Problem description | Retype every entry word for word. Omit the pictures.

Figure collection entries
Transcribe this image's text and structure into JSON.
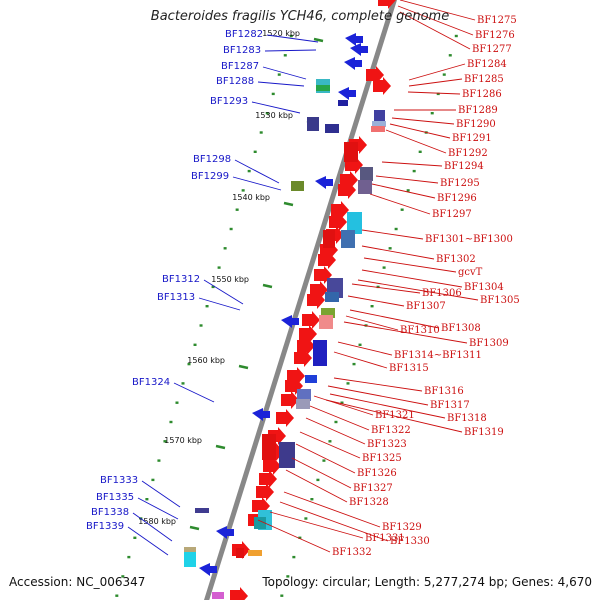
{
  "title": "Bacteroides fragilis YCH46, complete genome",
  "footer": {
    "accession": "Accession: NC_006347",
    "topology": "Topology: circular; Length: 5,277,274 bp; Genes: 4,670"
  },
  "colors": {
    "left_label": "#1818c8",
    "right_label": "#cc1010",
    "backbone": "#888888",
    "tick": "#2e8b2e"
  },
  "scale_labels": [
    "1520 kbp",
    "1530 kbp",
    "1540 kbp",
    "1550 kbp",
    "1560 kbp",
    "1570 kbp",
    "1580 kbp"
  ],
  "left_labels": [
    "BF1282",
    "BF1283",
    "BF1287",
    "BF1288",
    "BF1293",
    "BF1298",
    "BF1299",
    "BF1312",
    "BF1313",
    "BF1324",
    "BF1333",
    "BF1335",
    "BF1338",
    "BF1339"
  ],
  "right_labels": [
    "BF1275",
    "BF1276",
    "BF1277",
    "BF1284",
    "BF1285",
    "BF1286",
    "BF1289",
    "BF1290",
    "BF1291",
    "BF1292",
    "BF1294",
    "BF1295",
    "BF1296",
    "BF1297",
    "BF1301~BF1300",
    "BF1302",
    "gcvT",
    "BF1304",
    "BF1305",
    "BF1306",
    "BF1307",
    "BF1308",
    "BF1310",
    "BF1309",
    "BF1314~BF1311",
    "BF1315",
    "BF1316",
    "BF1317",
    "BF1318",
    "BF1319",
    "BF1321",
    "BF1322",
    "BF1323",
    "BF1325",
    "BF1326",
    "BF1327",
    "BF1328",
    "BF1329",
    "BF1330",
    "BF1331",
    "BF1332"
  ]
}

Task output |
Transcribe this image's text and structure into JSON.
{
  "title": "Bacteroides fragilis YCH46, complete genome",
  "footer": {
    "accession": "Accession: NC_006347",
    "topology": "Topology: circular; Length: 5,277,274 bp; Genes: 4,670"
  },
  "colors": {
    "left_label": "#1818c8",
    "right_label": "#cc1010",
    "backbone": "#888888",
    "tick": "#2e8b2e"
  },
  "scale_labels": [
    "1520 kbp",
    "1530 kbp",
    "1540 kbp",
    "1550 kbp",
    "1560 kbp",
    "1570 kbp",
    "1580 kbp"
  ],
  "left_labels": [
    "BF1282",
    "BF1283",
    "BF1287",
    "BF1288",
    "BF1293",
    "BF1298",
    "BF1299",
    "BF1312",
    "BF1313",
    "BF1324",
    "BF1333",
    "BF1335",
    "BF1338",
    "BF1339"
  ],
  "right_labels": [
    "BF1275",
    "BF1276",
    "BF1277",
    "BF1284",
    "BF1285",
    "BF1286",
    "BF1289",
    "BF1290",
    "BF1291",
    "BF1292",
    "BF1294",
    "BF1295",
    "BF1296",
    "BF1297",
    "BF1301~BF1300",
    "BF1302",
    "gcvT",
    "BF1304",
    "BF1305",
    "BF1306",
    "BF1307",
    "BF1308",
    "BF1310",
    "BF1309",
    "BF1314~BF1311",
    "BF1315",
    "BF1316",
    "BF1317",
    "BF1318",
    "BF1319",
    "BF1321",
    "BF1322",
    "BF1323",
    "BF1325",
    "BF1326",
    "BF1327",
    "BF1328",
    "BF1329",
    "BF1330",
    "BF1331",
    "BF1332"
  ]
}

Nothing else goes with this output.